**Task goal:**
Pull every line with the word "Billion" out of the entries below.

-- -- --

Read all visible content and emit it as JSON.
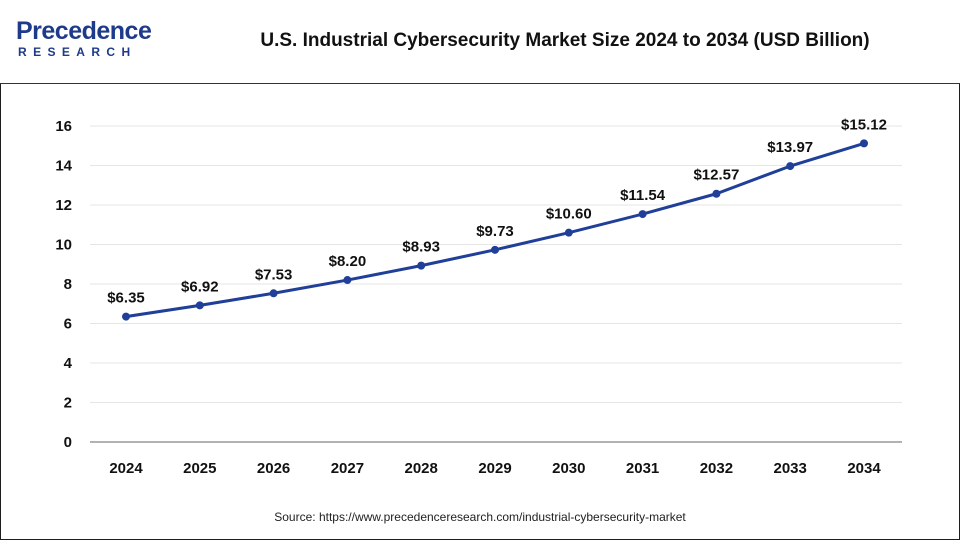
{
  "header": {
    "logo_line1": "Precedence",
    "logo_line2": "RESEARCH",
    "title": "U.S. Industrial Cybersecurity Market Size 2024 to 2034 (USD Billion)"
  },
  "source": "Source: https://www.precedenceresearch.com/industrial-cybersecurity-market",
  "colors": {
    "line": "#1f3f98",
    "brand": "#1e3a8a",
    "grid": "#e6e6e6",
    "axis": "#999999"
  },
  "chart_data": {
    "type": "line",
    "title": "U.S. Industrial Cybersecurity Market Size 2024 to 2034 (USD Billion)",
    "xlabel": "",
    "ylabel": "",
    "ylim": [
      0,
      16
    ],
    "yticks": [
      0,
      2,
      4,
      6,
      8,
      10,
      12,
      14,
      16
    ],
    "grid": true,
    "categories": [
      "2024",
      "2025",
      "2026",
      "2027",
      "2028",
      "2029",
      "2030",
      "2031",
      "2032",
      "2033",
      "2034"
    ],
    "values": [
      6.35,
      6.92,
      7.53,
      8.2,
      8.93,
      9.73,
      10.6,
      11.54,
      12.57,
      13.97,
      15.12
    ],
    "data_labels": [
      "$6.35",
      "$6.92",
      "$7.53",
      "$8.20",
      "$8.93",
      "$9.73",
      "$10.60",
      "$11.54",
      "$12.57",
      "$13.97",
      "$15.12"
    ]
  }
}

-- -- --

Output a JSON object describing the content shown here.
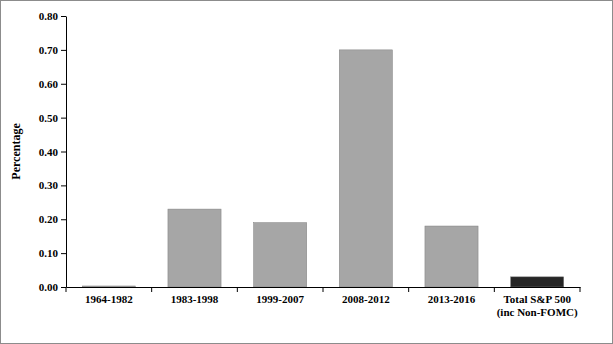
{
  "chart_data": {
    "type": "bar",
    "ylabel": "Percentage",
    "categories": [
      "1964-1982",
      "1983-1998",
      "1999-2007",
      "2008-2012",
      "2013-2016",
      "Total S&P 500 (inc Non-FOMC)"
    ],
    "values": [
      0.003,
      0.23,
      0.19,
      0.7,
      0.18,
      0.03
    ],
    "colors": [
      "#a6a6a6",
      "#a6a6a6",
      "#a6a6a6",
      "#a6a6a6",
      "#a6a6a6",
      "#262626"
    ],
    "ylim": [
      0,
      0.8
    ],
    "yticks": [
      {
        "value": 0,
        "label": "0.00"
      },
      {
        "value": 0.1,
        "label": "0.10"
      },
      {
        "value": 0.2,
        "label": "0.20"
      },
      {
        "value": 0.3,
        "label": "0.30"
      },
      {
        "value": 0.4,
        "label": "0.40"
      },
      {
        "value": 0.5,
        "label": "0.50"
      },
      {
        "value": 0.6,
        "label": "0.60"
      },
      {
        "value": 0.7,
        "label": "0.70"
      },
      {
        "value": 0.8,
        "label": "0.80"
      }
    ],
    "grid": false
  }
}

-- -- --

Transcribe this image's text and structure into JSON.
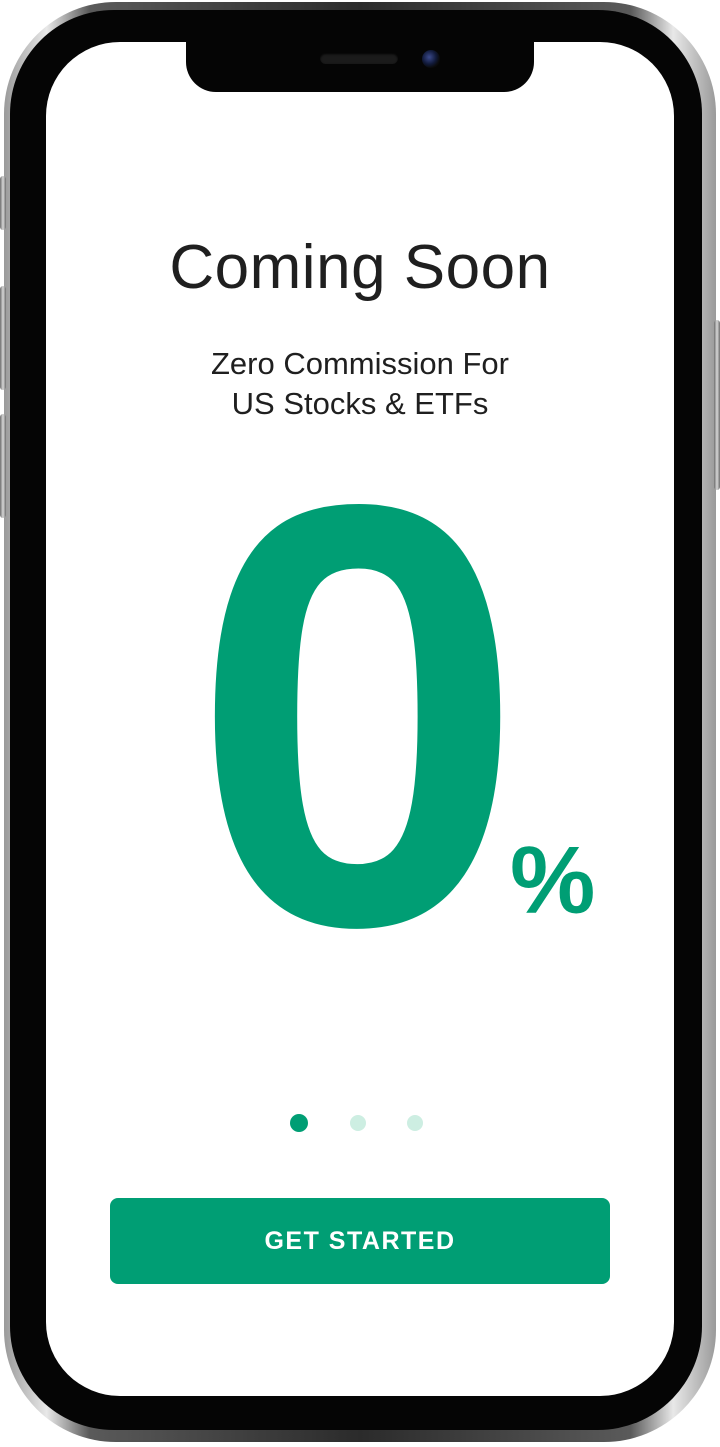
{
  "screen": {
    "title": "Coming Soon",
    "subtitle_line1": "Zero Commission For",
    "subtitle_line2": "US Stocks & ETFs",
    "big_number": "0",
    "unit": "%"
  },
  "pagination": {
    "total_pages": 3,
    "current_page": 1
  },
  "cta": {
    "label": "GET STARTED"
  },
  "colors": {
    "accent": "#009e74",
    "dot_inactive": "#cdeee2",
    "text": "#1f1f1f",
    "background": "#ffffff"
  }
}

-- -- --

**Completed exercise:**
    "title": "U.S. Industrial Cybersecurity Market Size 2024 to 2034 (USD Billion)"
    "title": "U.S. Industrial Cybersecurity Market Size 2024 to 2034 (USD Billion)",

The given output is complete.